▶ **Available records**:

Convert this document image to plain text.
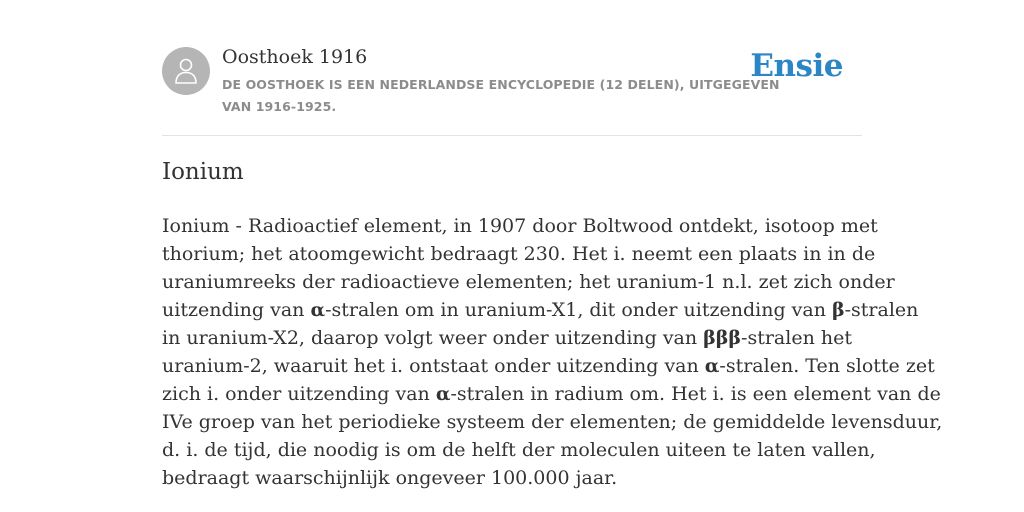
Oosthoek 1916
DE OOSTHOEK IS EEN NEDERLANDSE ENCYCLOPEDIE (12 DELEN), UITGEGEVEN
VAN 1916-1925.
Ensie
Ionium
Ionium - Radioactief element, in 1907 door Boltwood ontdekt, isotoop met
thorium; het atoomgewicht bedraagt 230. Het i. neemt een plaats in in de
uraniumreeks der radioactieve elementen; het uranium-1 n.l. zet zich onder
uitzending van α-stralen om in uranium-X1, dit onder uitzending van β-stralen
in uranium-X2, daarop volgt weer onder uitzending van βββ-stralen het
uranium-2, waaruit het i. ontstaat onder uitzending van α-stralen. Ten slotte zet
zich i. onder uitzending van α-stralen in radium om. Het i. is een element van de
IVe groep van het periodieke systeem der elementen; de gemiddelde levensduur,
d. i. de tijd, die noodig is om de helft der moleculen uiteen te laten vallen,
bedraagt waarschijnlijk ongeveer 100.000 jaar.
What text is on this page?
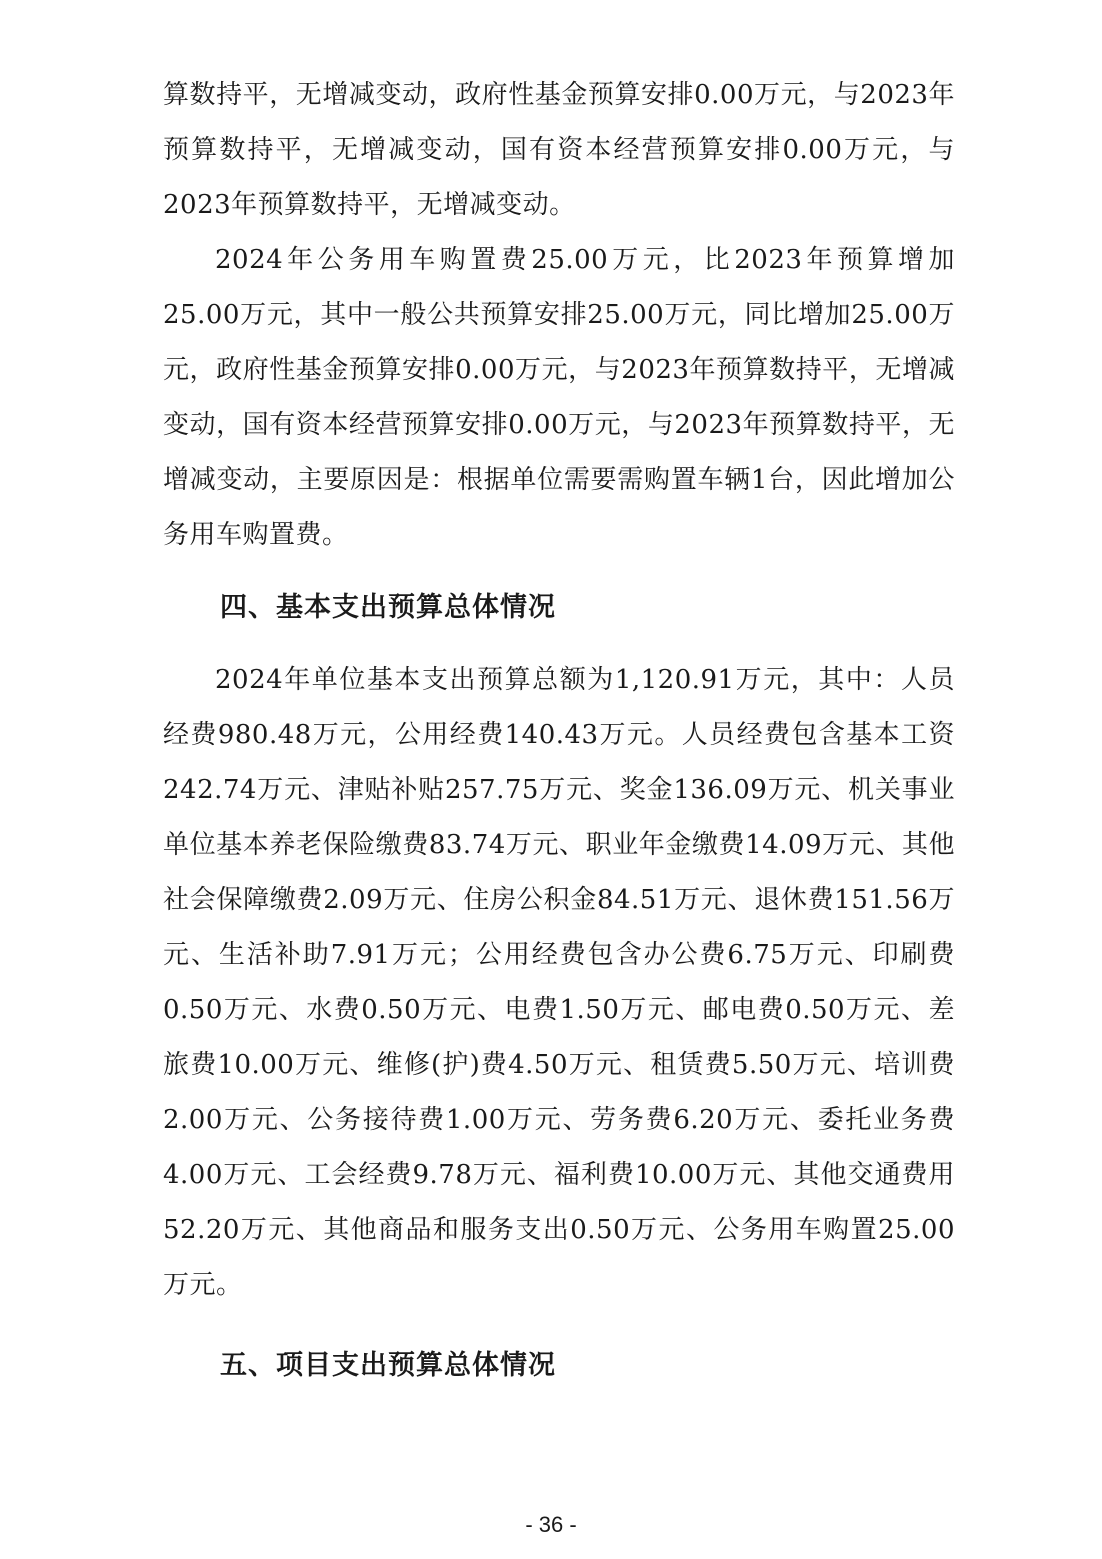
算数持平，无增减变动，政府性基金预算安排0.00万元，与2023年预算数持平，无增减变动，国有资本经营预算安排0.00万元，与2023年预算数持平，无增减变动。

2024年公务用车购置费25.00万元，比2023年预算增加25.00万元，其中一般公共预算安排25.00万元，同比增加25.00万元，政府性基金预算安排0.00万元，与2023年预算数持平，无增减变动，国有资本经营预算安排0.00万元，与2023年预算数持平，无增减变动，主要原因是：根据单位需要需购置车辆1台，因此增加公务用车购置费。

四、基本支出预算总体情况

2024年单位基本支出预算总额为1,120.91万元，其中：人员经费980.48万元，公用经费140.43万元。人员经费包含基本工资242.74万元、津贴补贴257.75万元、奖金136.09万元、机关事业单位基本养老保险缴费83.74万元、职业年金缴费14.09万元、其他社会保障缴费2.09万元、住房公积金84.51万元、退休费151.56万元、生活补助7.91万元；公用经费包含办公费6.75万元、印刷费0.50万元、水费0.50万元、电费1.50万元、邮电费0.50万元、差旅费10.00万元、维修(护)费4.50万元、租赁费5.50万元、培训费2.00万元、公务接待费1.00万元、劳务费6.20万元、委托业务费4.00万元、工会经费9.78万元、福利费10.00万元、其他交通费用52.20万元、其他商品和服务支出0.50万元、公务用车购置25.00万元。

五、项目支出预算总体情况
- 36 -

▶ **Objective**: Work out how many lines of the data hold the string "uitzending". Reply with that number alone.

▶ **Solution to the problem**: 4